* **Instruction**:
Keep only the lines that hold the string "confirm", filtering out the rest of the entries below.

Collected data

────────────────

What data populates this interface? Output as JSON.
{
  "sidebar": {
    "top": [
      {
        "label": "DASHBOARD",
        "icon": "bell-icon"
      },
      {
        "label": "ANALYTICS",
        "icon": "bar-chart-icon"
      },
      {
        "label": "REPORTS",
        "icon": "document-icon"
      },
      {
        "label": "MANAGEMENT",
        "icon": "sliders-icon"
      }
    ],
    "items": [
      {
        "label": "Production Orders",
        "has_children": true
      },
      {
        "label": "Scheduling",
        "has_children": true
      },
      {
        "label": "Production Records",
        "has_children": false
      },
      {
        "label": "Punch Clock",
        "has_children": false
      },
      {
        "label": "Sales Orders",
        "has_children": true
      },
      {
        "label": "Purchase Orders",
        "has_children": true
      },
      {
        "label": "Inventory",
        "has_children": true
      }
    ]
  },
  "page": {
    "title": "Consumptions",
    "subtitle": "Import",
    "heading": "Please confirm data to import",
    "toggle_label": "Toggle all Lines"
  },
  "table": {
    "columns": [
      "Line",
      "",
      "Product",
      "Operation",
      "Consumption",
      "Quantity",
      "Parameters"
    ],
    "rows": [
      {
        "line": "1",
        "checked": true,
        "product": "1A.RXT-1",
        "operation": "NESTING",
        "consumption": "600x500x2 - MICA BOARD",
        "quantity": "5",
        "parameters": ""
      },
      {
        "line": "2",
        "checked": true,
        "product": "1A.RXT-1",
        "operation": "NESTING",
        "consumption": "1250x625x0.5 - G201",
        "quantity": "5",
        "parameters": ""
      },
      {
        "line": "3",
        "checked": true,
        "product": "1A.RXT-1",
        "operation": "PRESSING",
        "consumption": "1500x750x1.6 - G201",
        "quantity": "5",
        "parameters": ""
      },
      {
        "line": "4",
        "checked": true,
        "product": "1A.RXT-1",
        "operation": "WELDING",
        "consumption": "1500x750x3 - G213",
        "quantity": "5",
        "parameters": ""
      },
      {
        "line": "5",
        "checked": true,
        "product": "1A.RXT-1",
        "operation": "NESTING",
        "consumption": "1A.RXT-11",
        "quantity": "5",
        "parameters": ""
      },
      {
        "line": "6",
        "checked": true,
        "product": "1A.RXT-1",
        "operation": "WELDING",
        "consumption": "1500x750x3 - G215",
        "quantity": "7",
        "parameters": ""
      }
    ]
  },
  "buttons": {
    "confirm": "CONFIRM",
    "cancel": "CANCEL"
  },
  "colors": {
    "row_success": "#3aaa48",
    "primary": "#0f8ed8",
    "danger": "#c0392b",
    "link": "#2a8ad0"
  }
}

────────────────

* **Answer to the exercise**:
    "heading": "Please confirm data to import",
    "confirm": "CONFIRM",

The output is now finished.